Problem statement – Pick out each line in these entries that contains the string "body".

═══ Data for this task

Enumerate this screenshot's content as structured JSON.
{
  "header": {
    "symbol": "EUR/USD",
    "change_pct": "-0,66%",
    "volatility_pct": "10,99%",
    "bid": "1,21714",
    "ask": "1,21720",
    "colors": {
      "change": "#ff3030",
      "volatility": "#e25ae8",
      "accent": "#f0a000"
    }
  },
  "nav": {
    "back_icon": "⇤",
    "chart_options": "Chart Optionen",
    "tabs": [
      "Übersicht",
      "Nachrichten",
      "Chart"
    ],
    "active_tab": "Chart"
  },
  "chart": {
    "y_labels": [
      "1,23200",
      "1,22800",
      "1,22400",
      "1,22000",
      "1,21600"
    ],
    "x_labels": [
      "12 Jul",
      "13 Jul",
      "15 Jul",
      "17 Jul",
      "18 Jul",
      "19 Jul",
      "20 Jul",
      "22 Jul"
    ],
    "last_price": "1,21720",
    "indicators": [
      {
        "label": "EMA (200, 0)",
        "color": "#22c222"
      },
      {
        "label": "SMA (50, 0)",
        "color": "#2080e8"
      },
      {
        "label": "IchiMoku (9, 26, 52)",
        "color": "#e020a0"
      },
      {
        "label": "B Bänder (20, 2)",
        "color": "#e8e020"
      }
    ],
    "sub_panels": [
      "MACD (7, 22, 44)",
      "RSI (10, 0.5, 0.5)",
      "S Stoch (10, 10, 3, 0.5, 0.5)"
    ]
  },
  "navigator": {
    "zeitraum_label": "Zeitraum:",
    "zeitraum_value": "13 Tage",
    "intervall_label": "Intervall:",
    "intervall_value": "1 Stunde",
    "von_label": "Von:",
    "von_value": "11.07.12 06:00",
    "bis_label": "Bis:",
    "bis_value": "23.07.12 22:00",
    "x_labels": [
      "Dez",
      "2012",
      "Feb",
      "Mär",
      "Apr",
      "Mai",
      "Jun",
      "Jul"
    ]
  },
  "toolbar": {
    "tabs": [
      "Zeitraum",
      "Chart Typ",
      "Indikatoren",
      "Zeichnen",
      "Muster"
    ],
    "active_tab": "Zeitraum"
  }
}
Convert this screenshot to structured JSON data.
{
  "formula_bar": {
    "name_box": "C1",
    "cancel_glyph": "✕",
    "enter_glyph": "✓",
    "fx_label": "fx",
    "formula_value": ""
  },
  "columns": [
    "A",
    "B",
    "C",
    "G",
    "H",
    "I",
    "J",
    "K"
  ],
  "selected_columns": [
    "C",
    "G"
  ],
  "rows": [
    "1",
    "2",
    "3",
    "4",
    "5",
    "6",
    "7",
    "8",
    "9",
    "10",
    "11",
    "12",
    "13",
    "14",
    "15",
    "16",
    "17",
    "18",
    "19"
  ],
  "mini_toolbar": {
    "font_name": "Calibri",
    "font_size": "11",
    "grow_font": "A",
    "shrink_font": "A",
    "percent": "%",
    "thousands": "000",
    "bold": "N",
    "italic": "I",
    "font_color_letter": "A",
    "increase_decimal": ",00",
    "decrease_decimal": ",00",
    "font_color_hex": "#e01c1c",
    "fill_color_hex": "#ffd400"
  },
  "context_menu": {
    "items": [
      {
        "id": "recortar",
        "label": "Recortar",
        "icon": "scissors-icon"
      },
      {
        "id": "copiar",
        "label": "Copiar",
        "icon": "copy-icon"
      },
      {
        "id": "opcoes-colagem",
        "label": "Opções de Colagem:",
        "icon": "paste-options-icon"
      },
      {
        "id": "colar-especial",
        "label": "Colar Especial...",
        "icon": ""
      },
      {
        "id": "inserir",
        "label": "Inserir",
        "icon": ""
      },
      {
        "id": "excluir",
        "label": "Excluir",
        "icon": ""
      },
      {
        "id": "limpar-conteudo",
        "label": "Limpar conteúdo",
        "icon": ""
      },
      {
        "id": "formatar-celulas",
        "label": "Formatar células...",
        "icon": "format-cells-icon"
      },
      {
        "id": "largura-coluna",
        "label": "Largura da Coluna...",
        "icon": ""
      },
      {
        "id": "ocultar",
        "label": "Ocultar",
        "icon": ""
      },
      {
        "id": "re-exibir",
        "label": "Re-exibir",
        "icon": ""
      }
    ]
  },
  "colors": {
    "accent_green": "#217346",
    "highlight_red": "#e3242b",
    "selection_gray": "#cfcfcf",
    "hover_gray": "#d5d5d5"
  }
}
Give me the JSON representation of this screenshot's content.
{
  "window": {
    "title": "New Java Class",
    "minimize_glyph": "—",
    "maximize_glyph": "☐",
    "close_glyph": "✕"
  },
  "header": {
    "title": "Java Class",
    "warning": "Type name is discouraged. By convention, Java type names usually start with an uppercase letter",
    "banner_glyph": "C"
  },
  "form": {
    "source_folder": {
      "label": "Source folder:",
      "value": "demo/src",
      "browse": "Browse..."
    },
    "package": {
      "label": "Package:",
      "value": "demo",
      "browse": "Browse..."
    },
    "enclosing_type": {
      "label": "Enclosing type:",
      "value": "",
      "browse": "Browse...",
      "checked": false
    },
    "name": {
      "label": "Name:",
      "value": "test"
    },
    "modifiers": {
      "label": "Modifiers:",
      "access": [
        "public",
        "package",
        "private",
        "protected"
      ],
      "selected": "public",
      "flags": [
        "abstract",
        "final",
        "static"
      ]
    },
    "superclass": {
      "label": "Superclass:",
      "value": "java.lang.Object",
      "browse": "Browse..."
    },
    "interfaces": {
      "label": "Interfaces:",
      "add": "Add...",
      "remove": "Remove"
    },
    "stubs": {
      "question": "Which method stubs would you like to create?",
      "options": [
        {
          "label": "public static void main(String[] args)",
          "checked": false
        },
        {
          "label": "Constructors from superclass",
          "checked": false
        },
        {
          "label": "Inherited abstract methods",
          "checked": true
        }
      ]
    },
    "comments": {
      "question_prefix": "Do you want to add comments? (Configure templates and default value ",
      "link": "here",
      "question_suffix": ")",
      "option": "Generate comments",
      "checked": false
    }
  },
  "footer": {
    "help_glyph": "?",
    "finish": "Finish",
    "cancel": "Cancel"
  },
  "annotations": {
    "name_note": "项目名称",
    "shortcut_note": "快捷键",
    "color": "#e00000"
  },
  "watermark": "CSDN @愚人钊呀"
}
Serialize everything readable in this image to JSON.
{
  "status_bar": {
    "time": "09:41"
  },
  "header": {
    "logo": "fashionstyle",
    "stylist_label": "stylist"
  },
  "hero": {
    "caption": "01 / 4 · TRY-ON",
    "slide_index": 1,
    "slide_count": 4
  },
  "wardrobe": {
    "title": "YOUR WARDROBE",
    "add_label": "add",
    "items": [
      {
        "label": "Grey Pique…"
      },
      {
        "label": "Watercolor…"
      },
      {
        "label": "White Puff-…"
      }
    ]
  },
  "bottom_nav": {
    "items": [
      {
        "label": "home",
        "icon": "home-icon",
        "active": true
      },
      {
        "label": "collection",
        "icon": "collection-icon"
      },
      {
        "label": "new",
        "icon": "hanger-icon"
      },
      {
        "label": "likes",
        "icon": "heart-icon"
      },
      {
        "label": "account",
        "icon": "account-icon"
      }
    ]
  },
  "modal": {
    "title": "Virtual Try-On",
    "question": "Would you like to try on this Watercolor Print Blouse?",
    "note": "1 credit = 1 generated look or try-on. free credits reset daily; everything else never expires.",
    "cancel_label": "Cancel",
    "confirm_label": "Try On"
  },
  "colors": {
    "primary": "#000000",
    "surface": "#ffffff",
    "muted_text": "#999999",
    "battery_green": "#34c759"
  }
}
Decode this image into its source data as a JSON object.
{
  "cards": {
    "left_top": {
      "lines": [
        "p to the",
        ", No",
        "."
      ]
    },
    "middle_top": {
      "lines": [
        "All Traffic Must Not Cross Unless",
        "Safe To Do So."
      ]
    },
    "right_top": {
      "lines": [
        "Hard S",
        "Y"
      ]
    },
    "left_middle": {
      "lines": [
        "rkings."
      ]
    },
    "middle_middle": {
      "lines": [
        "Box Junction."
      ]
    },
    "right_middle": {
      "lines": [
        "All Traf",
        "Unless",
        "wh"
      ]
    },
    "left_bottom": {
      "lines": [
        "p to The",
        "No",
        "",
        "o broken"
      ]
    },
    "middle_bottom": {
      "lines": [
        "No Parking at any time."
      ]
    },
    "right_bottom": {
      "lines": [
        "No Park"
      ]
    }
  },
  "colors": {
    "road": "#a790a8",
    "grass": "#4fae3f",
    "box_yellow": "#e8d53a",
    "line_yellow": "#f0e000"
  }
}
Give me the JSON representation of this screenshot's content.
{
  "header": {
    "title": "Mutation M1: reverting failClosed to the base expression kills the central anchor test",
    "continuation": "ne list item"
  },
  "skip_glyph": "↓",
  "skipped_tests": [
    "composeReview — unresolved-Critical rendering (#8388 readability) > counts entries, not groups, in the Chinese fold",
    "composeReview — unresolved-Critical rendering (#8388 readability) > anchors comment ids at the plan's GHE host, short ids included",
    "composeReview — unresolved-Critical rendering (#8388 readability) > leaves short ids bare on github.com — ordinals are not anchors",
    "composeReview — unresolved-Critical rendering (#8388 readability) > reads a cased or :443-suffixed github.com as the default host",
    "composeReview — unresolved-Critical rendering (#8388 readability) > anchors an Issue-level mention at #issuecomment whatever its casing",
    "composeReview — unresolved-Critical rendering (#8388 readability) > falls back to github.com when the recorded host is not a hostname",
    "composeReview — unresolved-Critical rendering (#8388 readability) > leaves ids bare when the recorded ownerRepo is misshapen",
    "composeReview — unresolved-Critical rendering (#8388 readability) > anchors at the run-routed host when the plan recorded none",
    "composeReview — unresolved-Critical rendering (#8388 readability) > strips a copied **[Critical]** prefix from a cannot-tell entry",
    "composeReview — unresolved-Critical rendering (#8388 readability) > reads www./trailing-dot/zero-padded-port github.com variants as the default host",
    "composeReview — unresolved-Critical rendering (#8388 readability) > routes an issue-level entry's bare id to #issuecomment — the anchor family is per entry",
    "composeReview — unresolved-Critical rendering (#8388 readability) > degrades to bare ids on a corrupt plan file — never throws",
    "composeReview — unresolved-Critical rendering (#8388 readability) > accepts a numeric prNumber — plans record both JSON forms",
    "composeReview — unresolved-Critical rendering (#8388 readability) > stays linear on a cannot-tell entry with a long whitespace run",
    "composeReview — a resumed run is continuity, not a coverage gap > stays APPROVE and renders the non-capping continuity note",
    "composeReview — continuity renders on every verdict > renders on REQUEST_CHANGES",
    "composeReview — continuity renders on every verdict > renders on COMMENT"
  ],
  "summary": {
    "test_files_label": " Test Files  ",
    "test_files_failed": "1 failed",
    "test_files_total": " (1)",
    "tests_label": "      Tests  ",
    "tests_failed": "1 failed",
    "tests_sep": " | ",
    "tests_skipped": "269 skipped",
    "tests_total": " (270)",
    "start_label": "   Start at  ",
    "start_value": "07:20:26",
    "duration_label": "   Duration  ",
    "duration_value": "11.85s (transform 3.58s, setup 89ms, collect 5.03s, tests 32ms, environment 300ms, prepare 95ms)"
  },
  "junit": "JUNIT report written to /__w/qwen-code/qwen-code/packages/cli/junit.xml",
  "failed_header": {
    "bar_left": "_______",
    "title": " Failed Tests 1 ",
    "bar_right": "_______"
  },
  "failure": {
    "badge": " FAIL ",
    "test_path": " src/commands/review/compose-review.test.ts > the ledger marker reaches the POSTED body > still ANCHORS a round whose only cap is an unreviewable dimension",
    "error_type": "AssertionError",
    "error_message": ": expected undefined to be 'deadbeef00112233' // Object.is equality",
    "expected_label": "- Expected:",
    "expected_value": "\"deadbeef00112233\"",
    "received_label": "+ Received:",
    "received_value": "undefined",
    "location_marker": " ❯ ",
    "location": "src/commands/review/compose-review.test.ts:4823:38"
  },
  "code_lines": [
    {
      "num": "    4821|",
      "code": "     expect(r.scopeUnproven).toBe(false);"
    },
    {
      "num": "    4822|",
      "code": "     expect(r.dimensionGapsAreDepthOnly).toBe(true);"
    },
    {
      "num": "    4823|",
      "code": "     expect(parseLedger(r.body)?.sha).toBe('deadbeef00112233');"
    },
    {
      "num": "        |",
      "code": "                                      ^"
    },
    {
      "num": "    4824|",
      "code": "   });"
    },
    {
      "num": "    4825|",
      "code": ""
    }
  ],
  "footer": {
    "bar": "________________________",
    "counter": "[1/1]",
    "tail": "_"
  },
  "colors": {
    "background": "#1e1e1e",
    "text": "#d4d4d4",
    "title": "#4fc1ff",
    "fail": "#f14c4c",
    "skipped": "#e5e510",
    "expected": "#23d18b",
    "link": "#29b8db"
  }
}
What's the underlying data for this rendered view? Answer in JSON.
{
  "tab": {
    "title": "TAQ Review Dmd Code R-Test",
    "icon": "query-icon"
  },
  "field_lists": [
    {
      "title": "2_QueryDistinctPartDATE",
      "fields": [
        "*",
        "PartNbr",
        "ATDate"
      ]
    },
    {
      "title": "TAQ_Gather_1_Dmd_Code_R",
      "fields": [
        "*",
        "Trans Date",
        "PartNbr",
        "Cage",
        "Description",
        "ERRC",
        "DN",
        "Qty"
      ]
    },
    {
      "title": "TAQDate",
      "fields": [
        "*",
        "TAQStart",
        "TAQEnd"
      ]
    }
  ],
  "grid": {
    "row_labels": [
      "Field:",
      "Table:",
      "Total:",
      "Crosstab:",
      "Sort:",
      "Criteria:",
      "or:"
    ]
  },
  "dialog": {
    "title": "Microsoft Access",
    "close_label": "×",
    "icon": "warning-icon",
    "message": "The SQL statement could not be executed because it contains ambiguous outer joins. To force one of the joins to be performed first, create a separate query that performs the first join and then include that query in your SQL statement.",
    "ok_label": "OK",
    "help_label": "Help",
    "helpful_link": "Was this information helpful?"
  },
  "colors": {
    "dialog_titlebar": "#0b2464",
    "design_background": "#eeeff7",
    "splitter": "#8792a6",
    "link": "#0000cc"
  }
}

══════

Solution –
    "test_path": " src/commands/review/compose-review.test.ts > the ledger marker reaches the POSTED body > still ANCHORS a round whose only cap is an unreviewable dimension",
      "code": "     expect(parseLedger(r.body)?.sha).toBe('deadbeef00112233');"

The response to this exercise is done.